--- Source material ---

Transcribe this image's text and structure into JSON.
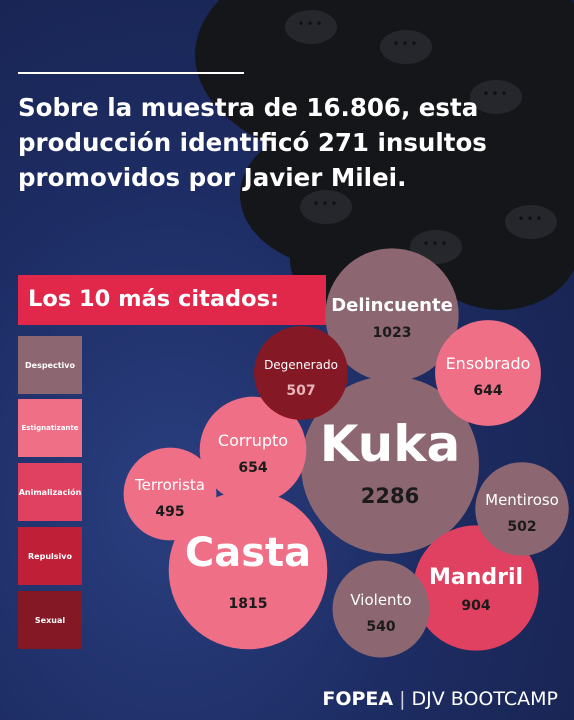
{
  "headline": "Sobre la muestra de 16.806, esta producción identificó 271 insultos promovidos por Javier Milei.",
  "legend_title": "Los 10 más citados:",
  "legend": [
    {
      "label": "Despectivo",
      "color": "#8c6671"
    },
    {
      "label": "Estignatizante",
      "color": "#ef6f87"
    },
    {
      "label": "Animalización",
      "color": "#e14160"
    },
    {
      "label": "Repulsivo",
      "color": "#bf1f37"
    },
    {
      "label": "Sexual",
      "color": "#841824"
    }
  ],
  "footer": {
    "brand": "FOPEA",
    "separator": "|",
    "partner": "DJV BOOTCAMP"
  },
  "chart_data": {
    "type": "bubble",
    "series": [
      {
        "label": "Kuka",
        "value": 2286,
        "category": "Despectivo"
      },
      {
        "label": "Casta",
        "value": 1815,
        "category": "Estignatizante"
      },
      {
        "label": "Delincuente",
        "value": 1023,
        "category": "Despectivo"
      },
      {
        "label": "Mandril",
        "value": 904,
        "category": "Animalización"
      },
      {
        "label": "Corrupto",
        "value": 654,
        "category": "Estignatizante"
      },
      {
        "label": "Ensobrado",
        "value": 644,
        "category": "Estignatizante"
      },
      {
        "label": "Violento",
        "value": 540,
        "category": "Despectivo"
      },
      {
        "label": "Degenerado",
        "value": 507,
        "category": "Sexual"
      },
      {
        "label": "Mentiroso",
        "value": 502,
        "category": "Despectivo"
      },
      {
        "label": "Terrorista",
        "value": 495,
        "category": "Estignatizante"
      }
    ]
  }
}
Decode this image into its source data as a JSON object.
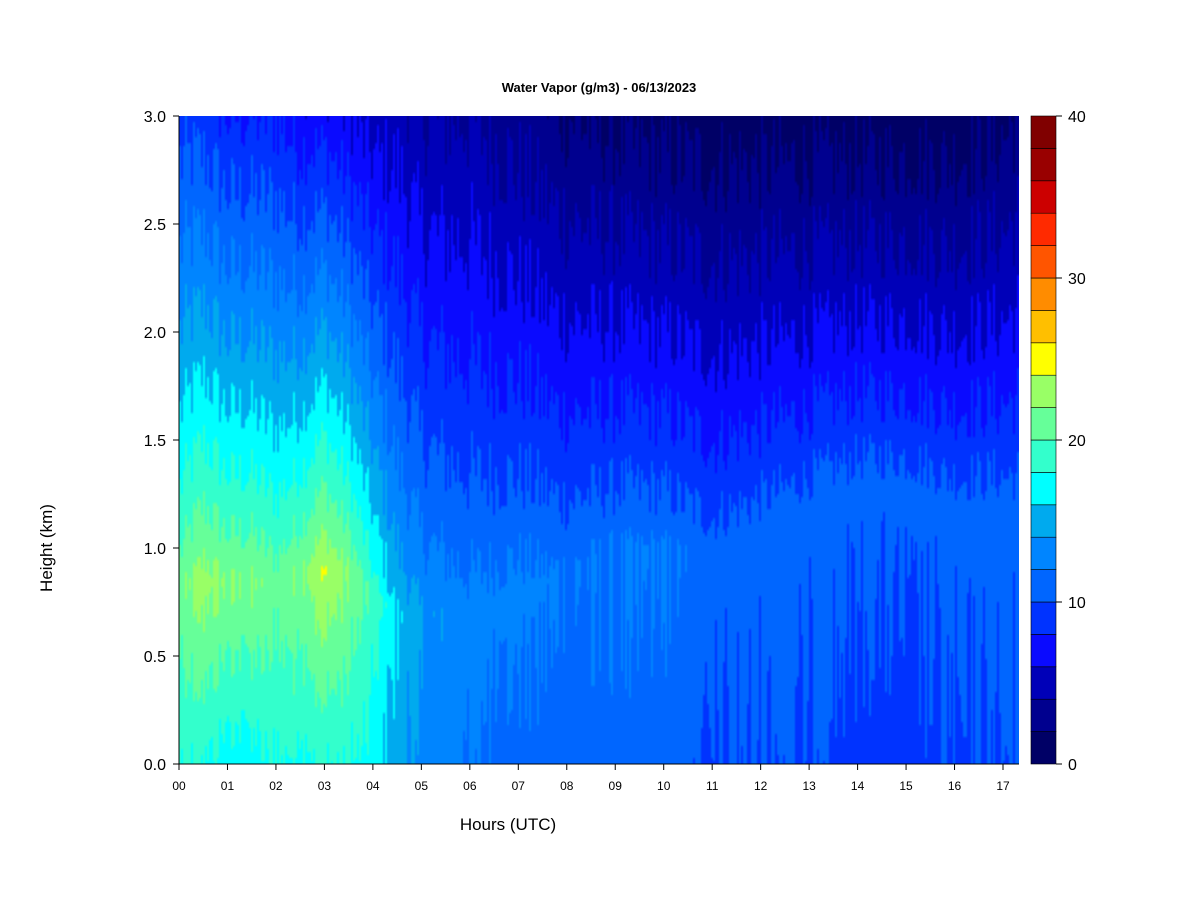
{
  "chart_data": {
    "type": "heatmap",
    "title": "Water Vapor (g/m3) - 06/13/2023",
    "xlabel": "Hours (UTC)",
    "ylabel": "Height (km)",
    "x_ticks": [
      "00",
      "01",
      "02",
      "03",
      "04",
      "05",
      "06",
      "07",
      "08",
      "09",
      "10",
      "11",
      "12",
      "13",
      "14",
      "15",
      "16",
      "17"
    ],
    "y_ticks": [
      "0.0",
      "0.5",
      "1.0",
      "1.5",
      "2.0",
      "2.5",
      "3.0"
    ],
    "xlim": [
      0,
      17.33
    ],
    "ylim": [
      0,
      3.0
    ],
    "colorbar": {
      "ticks": [
        "0",
        "10",
        "20",
        "30",
        "40"
      ],
      "range": [
        0,
        40
      ],
      "levels": 20,
      "colors": [
        "#000066",
        "#00008f",
        "#0000b8",
        "#0000e0",
        "#0a0aff",
        "#0033ff",
        "#0066ff",
        "#0085ff",
        "#00aaee",
        "#00c8f0",
        "#00ffff",
        "#33ffcc",
        "#66ff99",
        "#99ff66",
        "#ccff33",
        "#ffff00",
        "#ffbf00",
        "#ff8c00",
        "#ff5500",
        "#ff2a00",
        "#ff0000",
        "#cc0000",
        "#990000",
        "#800000"
      ]
    },
    "time_series": {
      "hours": [
        0,
        0.5,
        1,
        1.5,
        2,
        2.5,
        3,
        3.5,
        4,
        4.5,
        5,
        6,
        7,
        8,
        9,
        10,
        11,
        12,
        13,
        14,
        15,
        16,
        17,
        17.33
      ],
      "near_surface_gm3": [
        18,
        18,
        17,
        17,
        18,
        18,
        18,
        18,
        17,
        15,
        13,
        12,
        11,
        11,
        11,
        11,
        10,
        10,
        10,
        9,
        9,
        10,
        10,
        10
      ],
      "peak_gm3": [
        21,
        23,
        22,
        22,
        21,
        22,
        24,
        22,
        19,
        16,
        14,
        13,
        13,
        12,
        12,
        12,
        11,
        11,
        11,
        11,
        11,
        11,
        11,
        11
      ],
      "peak_height_km": [
        0.85,
        0.85,
        0.85,
        0.85,
        0.85,
        0.9,
        0.9,
        0.9,
        0.8,
        0.7,
        0.7,
        0.7,
        0.8,
        0.9,
        1.0,
        1.0,
        1.0,
        1.1,
        1.2,
        1.3,
        1.3,
        1.2,
        1.2,
        1.2
      ],
      "top_3km_gm3": [
        9,
        9,
        8,
        8,
        8,
        7,
        7,
        6,
        5,
        5,
        4,
        4,
        3,
        2,
        1.5,
        1.2,
        1,
        1,
        1,
        1,
        1,
        1,
        1.5,
        2
      ]
    }
  }
}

---

Identify the lines above with the word "value". Copy them.

**Worked solution**:
        "value": 2286,
        "value": 1815,
        "value": 1023,
        "value": 904,
        "value": 654,
        "value": 644,
        "value": 540,
        "value": 507,
        "value": 502,
        "value": 495,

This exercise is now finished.